- **Exercise requirements**
Write every record out again exactly as given.

[start Data for processing]

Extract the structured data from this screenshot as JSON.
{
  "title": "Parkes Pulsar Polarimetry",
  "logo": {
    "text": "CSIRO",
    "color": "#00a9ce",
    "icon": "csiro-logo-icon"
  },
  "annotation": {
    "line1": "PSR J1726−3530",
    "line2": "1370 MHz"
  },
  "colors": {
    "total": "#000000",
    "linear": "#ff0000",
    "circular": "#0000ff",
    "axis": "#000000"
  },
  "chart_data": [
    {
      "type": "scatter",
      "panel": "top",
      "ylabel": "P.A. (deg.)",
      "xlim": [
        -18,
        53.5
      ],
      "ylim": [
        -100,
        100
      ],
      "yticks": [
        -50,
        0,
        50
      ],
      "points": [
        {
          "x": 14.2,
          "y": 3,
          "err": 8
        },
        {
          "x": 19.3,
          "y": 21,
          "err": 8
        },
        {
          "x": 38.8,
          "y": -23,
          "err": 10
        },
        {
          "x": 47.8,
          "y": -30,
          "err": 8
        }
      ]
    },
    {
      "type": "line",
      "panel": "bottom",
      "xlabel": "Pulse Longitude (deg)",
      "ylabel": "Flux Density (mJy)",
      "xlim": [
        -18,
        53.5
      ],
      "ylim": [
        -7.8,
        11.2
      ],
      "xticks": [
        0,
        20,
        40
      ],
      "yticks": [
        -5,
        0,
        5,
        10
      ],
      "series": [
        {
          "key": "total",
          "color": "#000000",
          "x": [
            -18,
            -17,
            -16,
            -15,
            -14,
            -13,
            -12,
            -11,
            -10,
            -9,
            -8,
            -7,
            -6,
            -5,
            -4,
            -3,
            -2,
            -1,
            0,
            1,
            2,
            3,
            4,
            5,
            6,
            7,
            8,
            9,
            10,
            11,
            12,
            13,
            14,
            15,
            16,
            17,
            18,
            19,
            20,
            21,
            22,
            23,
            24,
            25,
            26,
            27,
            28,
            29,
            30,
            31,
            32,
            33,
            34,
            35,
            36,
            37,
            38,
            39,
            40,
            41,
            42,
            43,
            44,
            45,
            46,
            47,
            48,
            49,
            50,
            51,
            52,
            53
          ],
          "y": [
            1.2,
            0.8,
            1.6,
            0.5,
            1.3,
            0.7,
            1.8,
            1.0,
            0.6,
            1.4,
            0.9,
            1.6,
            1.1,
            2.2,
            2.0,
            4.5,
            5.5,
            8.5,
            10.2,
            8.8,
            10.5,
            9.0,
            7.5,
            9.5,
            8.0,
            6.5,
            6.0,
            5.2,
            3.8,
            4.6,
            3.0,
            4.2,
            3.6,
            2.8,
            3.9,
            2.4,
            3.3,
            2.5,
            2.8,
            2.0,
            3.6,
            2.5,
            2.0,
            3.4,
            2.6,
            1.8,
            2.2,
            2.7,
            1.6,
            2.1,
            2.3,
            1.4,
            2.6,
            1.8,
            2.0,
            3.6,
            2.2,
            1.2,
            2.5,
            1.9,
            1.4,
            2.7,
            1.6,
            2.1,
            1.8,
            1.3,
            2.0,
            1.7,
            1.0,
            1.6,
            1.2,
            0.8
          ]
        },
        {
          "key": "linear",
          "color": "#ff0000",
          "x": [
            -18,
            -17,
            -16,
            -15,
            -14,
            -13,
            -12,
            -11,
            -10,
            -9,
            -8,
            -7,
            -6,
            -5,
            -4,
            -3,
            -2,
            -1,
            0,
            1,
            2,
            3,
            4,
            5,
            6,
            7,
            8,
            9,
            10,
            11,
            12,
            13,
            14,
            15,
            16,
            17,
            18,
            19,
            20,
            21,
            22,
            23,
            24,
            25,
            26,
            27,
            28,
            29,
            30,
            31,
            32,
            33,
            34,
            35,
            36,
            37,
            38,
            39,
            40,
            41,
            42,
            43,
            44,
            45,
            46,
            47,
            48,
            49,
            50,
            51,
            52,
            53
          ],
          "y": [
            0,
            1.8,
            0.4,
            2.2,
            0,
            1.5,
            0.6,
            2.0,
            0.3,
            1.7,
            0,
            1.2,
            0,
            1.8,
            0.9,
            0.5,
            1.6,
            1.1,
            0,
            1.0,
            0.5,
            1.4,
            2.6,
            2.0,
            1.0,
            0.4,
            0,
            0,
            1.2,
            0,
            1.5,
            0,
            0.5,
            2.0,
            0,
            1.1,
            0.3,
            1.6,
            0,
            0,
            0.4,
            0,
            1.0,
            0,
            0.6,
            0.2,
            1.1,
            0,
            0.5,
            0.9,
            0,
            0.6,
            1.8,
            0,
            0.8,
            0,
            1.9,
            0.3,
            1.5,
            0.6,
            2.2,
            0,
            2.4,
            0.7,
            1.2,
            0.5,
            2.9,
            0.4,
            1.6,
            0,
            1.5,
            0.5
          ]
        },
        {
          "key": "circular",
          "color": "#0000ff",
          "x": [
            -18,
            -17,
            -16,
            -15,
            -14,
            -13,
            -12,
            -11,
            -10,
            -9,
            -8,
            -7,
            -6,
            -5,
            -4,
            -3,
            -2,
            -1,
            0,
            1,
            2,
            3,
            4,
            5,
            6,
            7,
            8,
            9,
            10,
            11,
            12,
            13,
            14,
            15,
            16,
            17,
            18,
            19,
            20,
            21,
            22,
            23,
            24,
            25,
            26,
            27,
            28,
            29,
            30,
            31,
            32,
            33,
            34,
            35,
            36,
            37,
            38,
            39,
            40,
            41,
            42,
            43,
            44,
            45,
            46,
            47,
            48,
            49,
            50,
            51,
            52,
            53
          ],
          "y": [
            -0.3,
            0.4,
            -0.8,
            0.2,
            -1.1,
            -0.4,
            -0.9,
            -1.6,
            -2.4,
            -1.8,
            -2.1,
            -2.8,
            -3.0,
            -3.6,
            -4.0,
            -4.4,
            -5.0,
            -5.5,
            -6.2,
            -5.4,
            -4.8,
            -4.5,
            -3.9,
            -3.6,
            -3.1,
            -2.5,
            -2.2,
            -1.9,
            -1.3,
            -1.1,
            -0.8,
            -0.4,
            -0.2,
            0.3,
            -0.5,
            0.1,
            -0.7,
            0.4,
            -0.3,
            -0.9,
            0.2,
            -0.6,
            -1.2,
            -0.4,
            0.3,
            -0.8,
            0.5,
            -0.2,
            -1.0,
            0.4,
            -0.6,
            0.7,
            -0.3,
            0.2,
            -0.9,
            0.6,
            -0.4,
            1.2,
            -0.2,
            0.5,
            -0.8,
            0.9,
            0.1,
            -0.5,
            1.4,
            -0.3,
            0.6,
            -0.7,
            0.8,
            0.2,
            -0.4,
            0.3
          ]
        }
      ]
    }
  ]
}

[end Data for processing]

- **Exercise result**
Extract the structured data from this screenshot as JSON.
{
  "title": "Parkes Pulsar Polarimetry",
  "logo": {
    "text": "CSIRO",
    "color": "#00a9ce",
    "icon": "csiro-logo-icon"
  },
  "annotation": {
    "line1": "PSR J1726−3530",
    "line2": "1370 MHz"
  },
  "colors": {
    "total": "#000000",
    "linear": "#ff0000",
    "circular": "#0000ff",
    "axis": "#000000"
  },
  "chart_data": [
    {
      "type": "scatter",
      "panel": "top",
      "ylabel": "P.A. (deg.)",
      "xlim": [
        -18,
        53.5
      ],
      "ylim": [
        -100,
        100
      ],
      "yticks": [
        -50,
        0,
        50
      ],
      "points": [
        {
          "x": 14.2,
          "y": 3,
          "err": 8
        },
        {
          "x": 19.3,
          "y": 21,
          "err": 8
        },
        {
          "x": 38.8,
          "y": -23,
          "err": 10
        },
        {
          "x": 47.8,
          "y": -30,
          "err": 8
        }
      ]
    },
    {
      "type": "line",
      "panel": "bottom",
      "xlabel": "Pulse Longitude (deg)",
      "ylabel": "Flux Density (mJy)",
      "xlim": [
        -18,
        53.5
      ],
      "ylim": [
        -7.8,
        11.2
      ],
      "xticks": [
        0,
        20,
        40
      ],
      "yticks": [
        -5,
        0,
        5,
        10
      ],
      "series": [
        {
          "key": "total",
          "color": "#000000",
          "x": [
            -18,
            -17,
            -16,
            -15,
            -14,
            -13,
            -12,
            -11,
            -10,
            -9,
            -8,
            -7,
            -6,
            -5,
            -4,
            -3,
            -2,
            -1,
            0,
            1,
            2,
            3,
            4,
            5,
            6,
            7,
            8,
            9,
            10,
            11,
            12,
            13,
            14,
            15,
            16,
            17,
            18,
            19,
            20,
            21,
            22,
            23,
            24,
            25,
            26,
            27,
            28,
            29,
            30,
            31,
            32,
            33,
            34,
            35,
            36,
            37,
            38,
            39,
            40,
            41,
            42,
            43,
            44,
            45,
            46,
            47,
            48,
            49,
            50,
            51,
            52,
            53
          ],
          "y": [
            1.2,
            0.8,
            1.6,
            0.5,
            1.3,
            0.7,
            1.8,
            1.0,
            0.6,
            1.4,
            0.9,
            1.6,
            1.1,
            2.2,
            2.0,
            4.5,
            5.5,
            8.5,
            10.2,
            8.8,
            10.5,
            9.0,
            7.5,
            9.5,
            8.0,
            6.5,
            6.0,
            5.2,
            3.8,
            4.6,
            3.0,
            4.2,
            3.6,
            2.8,
            3.9,
            2.4,
            3.3,
            2.5,
            2.8,
            2.0,
            3.6,
            2.5,
            2.0,
            3.4,
            2.6,
            1.8,
            2.2,
            2.7,
            1.6,
            2.1,
            2.3,
            1.4,
            2.6,
            1.8,
            2.0,
            3.6,
            2.2,
            1.2,
            2.5,
            1.9,
            1.4,
            2.7,
            1.6,
            2.1,
            1.8,
            1.3,
            2.0,
            1.7,
            1.0,
            1.6,
            1.2,
            0.8
          ]
        },
        {
          "key": "linear",
          "color": "#ff0000",
          "x": [
            -18,
            -17,
            -16,
            -15,
            -14,
            -13,
            -12,
            -11,
            -10,
            -9,
            -8,
            -7,
            -6,
            -5,
            -4,
            -3,
            -2,
            -1,
            0,
            1,
            2,
            3,
            4,
            5,
            6,
            7,
            8,
            9,
            10,
            11,
            12,
            13,
            14,
            15,
            16,
            17,
            18,
            19,
            20,
            21,
            22,
            23,
            24,
            25,
            26,
            27,
            28,
            29,
            30,
            31,
            32,
            33,
            34,
            35,
            36,
            37,
            38,
            39,
            40,
            41,
            42,
            43,
            44,
            45,
            46,
            47,
            48,
            49,
            50,
            51,
            52,
            53
          ],
          "y": [
            0,
            1.8,
            0.4,
            2.2,
            0,
            1.5,
            0.6,
            2.0,
            0.3,
            1.7,
            0,
            1.2,
            0,
            1.8,
            0.9,
            0.5,
            1.6,
            1.1,
            0,
            1.0,
            0.5,
            1.4,
            2.6,
            2.0,
            1.0,
            0.4,
            0,
            0,
            1.2,
            0,
            1.5,
            0,
            0.5,
            2.0,
            0,
            1.1,
            0.3,
            1.6,
            0,
            0,
            0.4,
            0,
            1.0,
            0,
            0.6,
            0.2,
            1.1,
            0,
            0.5,
            0.9,
            0,
            0.6,
            1.8,
            0,
            0.8,
            0,
            1.9,
            0.3,
            1.5,
            0.6,
            2.2,
            0,
            2.4,
            0.7,
            1.2,
            0.5,
            2.9,
            0.4,
            1.6,
            0,
            1.5,
            0.5
          ]
        },
        {
          "key": "circular",
          "color": "#0000ff",
          "x": [
            -18,
            -17,
            -16,
            -15,
            -14,
            -13,
            -12,
            -11,
            -10,
            -9,
            -8,
            -7,
            -6,
            -5,
            -4,
            -3,
            -2,
            -1,
            0,
            1,
            2,
            3,
            4,
            5,
            6,
            7,
            8,
            9,
            10,
            11,
            12,
            13,
            14,
            15,
            16,
            17,
            18,
            19,
            20,
            21,
            22,
            23,
            24,
            25,
            26,
            27,
            28,
            29,
            30,
            31,
            32,
            33,
            34,
            35,
            36,
            37,
            38,
            39,
            40,
            41,
            42,
            43,
            44,
            45,
            46,
            47,
            48,
            49,
            50,
            51,
            52,
            53
          ],
          "y": [
            -0.3,
            0.4,
            -0.8,
            0.2,
            -1.1,
            -0.4,
            -0.9,
            -1.6,
            -2.4,
            -1.8,
            -2.1,
            -2.8,
            -3.0,
            -3.6,
            -4.0,
            -4.4,
            -5.0,
            -5.5,
            -6.2,
            -5.4,
            -4.8,
            -4.5,
            -3.9,
            -3.6,
            -3.1,
            -2.5,
            -2.2,
            -1.9,
            -1.3,
            -1.1,
            -0.8,
            -0.4,
            -0.2,
            0.3,
            -0.5,
            0.1,
            -0.7,
            0.4,
            -0.3,
            -0.9,
            0.2,
            -0.6,
            -1.2,
            -0.4,
            0.3,
            -0.8,
            0.5,
            -0.2,
            -1.0,
            0.4,
            -0.6,
            0.7,
            -0.3,
            0.2,
            -0.9,
            0.6,
            -0.4,
            1.2,
            -0.2,
            0.5,
            -0.8,
            0.9,
            0.1,
            -0.5,
            1.4,
            -0.3,
            0.6,
            -0.7,
            0.8,
            0.2,
            -0.4,
            0.3
          ]
        }
      ]
    }
  ]
}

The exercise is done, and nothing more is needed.